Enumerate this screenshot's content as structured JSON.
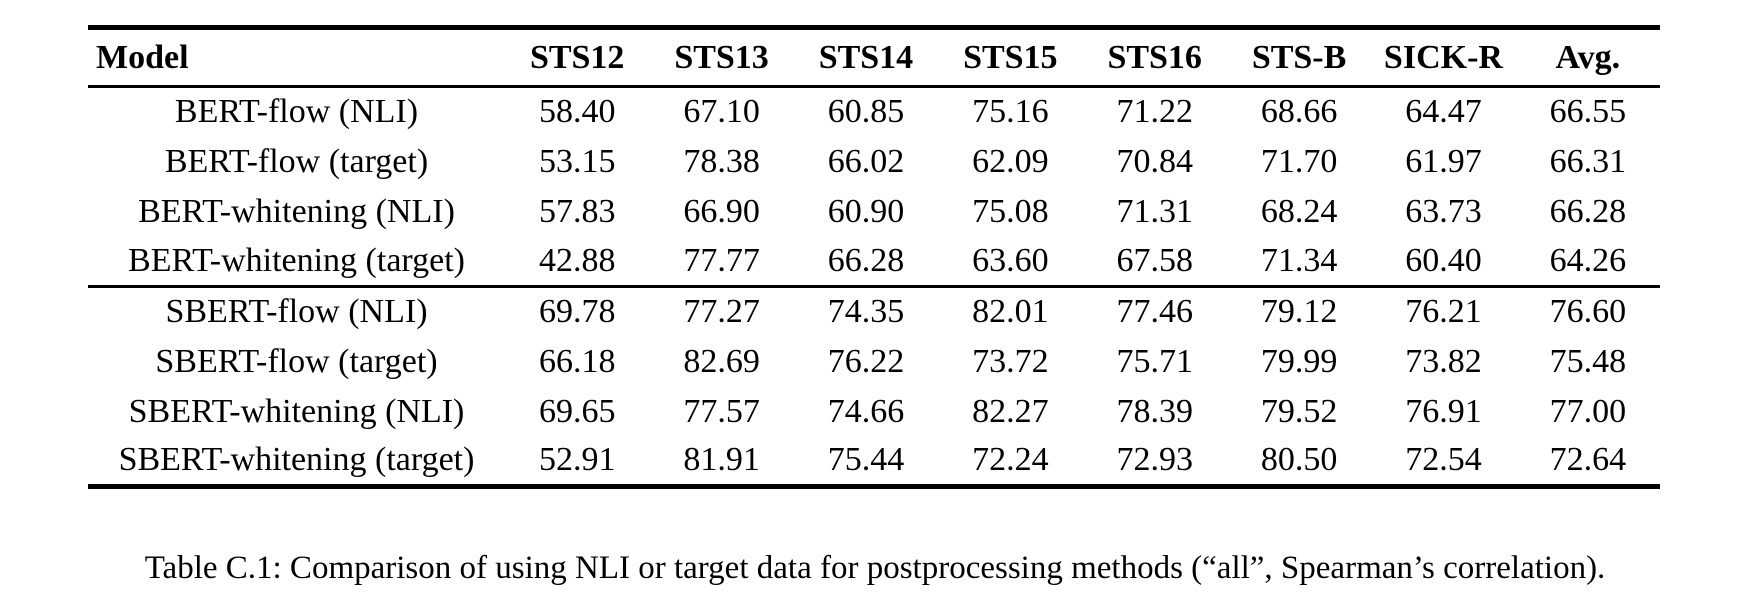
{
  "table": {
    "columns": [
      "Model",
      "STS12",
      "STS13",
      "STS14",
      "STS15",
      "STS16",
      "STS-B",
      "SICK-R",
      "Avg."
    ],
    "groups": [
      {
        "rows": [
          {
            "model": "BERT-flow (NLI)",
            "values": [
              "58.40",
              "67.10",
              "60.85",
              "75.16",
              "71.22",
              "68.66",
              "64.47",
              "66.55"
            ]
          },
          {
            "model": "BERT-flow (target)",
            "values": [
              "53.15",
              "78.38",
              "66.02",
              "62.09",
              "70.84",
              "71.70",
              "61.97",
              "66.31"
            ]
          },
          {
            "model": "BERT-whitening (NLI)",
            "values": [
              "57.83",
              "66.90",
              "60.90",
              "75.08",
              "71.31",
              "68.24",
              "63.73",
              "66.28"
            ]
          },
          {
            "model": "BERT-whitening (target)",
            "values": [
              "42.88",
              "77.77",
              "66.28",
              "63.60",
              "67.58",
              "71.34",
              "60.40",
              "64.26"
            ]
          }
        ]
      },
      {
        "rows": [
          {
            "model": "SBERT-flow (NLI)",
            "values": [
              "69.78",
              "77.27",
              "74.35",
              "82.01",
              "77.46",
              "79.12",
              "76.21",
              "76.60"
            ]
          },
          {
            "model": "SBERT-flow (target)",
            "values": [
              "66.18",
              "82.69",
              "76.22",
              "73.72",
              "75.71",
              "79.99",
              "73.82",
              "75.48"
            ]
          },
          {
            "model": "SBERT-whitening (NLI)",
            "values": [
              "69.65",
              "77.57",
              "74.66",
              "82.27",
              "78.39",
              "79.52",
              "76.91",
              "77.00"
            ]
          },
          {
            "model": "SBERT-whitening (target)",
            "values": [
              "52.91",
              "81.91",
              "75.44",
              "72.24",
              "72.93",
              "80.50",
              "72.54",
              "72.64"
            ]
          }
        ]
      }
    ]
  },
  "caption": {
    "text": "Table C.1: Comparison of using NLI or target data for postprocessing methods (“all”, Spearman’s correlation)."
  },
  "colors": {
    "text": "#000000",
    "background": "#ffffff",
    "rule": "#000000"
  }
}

---

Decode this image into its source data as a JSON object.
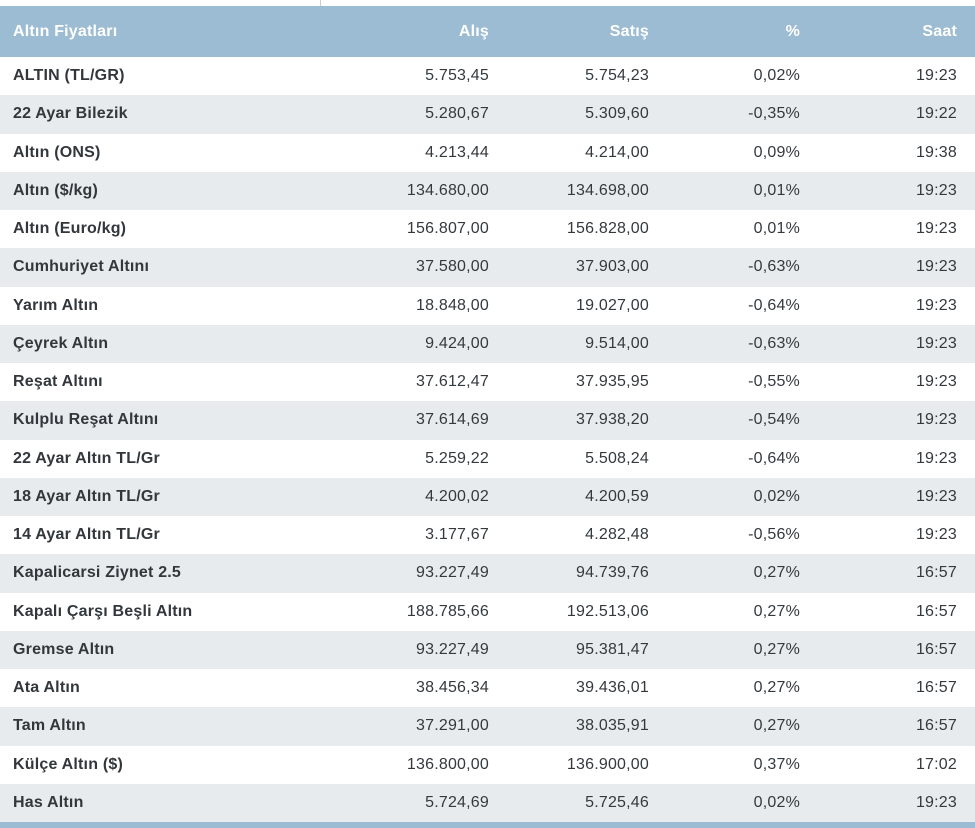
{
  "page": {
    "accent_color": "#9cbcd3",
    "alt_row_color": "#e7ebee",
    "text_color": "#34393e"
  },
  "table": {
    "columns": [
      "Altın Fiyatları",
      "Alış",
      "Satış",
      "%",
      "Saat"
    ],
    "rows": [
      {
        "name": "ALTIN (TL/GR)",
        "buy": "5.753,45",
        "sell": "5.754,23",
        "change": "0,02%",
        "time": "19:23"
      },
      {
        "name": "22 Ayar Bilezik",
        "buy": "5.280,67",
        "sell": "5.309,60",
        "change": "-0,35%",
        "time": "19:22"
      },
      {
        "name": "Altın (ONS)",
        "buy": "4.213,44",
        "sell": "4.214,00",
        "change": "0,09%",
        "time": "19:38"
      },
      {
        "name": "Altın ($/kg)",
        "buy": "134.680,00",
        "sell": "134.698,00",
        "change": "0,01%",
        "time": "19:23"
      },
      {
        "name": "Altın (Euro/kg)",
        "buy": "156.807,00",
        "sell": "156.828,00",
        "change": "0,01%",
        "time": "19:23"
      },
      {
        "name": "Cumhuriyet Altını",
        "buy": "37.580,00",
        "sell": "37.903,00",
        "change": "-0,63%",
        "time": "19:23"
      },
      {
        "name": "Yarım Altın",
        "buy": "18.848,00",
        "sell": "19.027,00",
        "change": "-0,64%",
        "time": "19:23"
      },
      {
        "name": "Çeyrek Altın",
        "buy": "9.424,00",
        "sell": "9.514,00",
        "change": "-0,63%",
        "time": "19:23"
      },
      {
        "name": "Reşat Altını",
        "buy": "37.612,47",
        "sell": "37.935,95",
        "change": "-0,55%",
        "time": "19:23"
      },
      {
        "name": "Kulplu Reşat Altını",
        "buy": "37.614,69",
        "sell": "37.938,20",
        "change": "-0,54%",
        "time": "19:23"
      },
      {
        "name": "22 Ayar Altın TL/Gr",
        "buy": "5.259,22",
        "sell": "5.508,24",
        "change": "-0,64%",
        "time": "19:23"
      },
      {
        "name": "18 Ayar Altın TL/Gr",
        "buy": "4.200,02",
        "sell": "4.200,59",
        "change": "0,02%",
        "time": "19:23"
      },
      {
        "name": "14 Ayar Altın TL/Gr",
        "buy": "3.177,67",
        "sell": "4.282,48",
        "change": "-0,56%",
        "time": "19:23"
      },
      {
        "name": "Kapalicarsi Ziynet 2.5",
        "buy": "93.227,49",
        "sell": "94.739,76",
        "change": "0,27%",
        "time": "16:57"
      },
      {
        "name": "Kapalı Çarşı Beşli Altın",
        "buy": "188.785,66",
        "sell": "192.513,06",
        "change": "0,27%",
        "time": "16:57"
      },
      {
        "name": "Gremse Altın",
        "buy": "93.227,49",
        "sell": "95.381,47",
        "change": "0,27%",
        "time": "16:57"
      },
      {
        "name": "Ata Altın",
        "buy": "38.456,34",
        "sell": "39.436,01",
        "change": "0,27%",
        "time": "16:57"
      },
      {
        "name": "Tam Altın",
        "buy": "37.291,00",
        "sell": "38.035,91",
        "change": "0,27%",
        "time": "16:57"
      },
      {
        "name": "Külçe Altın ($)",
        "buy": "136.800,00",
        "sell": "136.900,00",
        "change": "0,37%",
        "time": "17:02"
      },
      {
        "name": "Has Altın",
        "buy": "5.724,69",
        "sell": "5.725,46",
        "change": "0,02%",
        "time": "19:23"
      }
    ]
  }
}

---

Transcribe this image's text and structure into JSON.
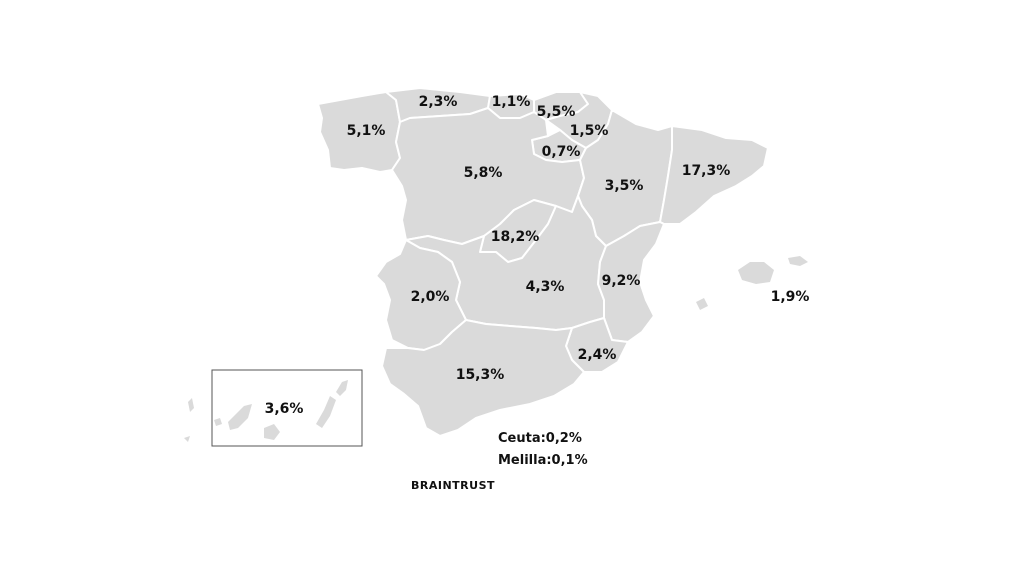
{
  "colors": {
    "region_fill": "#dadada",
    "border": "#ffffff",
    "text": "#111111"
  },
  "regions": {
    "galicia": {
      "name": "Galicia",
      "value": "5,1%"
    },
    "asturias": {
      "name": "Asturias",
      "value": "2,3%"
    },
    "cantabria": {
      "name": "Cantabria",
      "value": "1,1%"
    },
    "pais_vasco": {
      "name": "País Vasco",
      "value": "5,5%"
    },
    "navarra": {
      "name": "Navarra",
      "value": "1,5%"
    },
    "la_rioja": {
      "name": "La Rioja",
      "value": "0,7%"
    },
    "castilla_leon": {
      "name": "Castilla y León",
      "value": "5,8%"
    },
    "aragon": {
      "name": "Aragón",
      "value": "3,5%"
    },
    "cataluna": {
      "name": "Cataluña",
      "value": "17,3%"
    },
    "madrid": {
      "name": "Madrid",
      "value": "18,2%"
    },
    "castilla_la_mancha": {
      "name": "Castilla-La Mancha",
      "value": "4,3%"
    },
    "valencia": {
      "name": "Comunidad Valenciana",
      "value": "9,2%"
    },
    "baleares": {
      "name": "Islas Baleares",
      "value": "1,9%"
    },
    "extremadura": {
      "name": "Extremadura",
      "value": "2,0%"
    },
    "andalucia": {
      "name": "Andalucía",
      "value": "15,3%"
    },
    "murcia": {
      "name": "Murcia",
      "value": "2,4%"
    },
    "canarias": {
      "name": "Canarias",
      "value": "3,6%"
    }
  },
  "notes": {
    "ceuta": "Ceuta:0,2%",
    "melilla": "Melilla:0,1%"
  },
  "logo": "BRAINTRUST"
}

§ The request
Only lines that contain the word "into" are wanted; copy each of them.

§ Response
Decode this image into its source data as a JSON object.
Transcribe this image's text and structure into JSON.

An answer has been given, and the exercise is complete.